* **Goal**: Go through the records and extract every line with the word "Collection".

* **Exercise materials**:
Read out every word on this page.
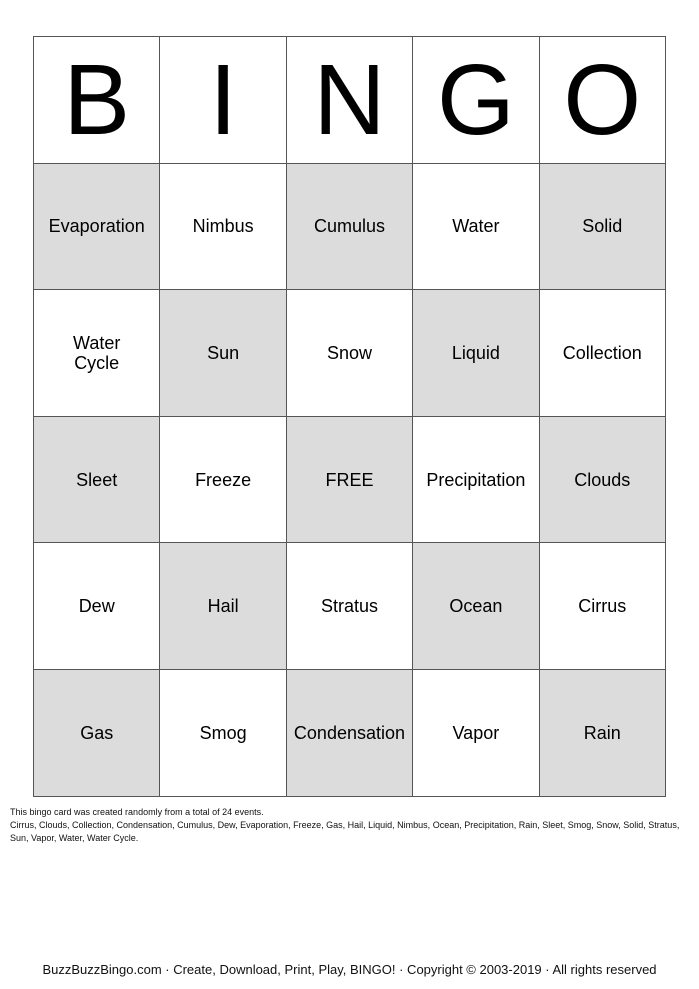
B	I	N	G	O
Evaporation	Nimbus	Cumulus	Water	Solid
Water Cycle	Sun	Snow	Liquid	Collection
Sleet	Freeze	FREE	Precipitation	Clouds
Dew	Hail	Stratus	Ocean	Cirrus
Gas	Smog	Condensation	Vapor	Rain
This bingo card was created randomly from a total of 24 events.
Cirrus, Clouds, Collection, Condensation, Cumulus, Dew, Evaporation, Freeze, Gas, Hail, Liquid, Nimbus, Ocean, Precipitation, Rain, Sleet, Smog, Snow, Solid, Stratus, Sun, Vapor, Water, Water Cycle.
BuzzBuzzBingo.com · Create, Download, Print, Play, BINGO! · Copyright © 2003-2019 · All rights reserved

* **Answer in full**:
Water Cycle	Sun	Snow	Liquid	Collection
Cirrus, Clouds, Collection, Condensation, Cumulus, Dew, Evaporation, Freeze, Gas, Hail, Liquid, Nimbus, Ocean, Precipitation, Rain, Sleet, Smog, Snow, Solid, Stratus, Sun, Vapor, Water, Water Cycle.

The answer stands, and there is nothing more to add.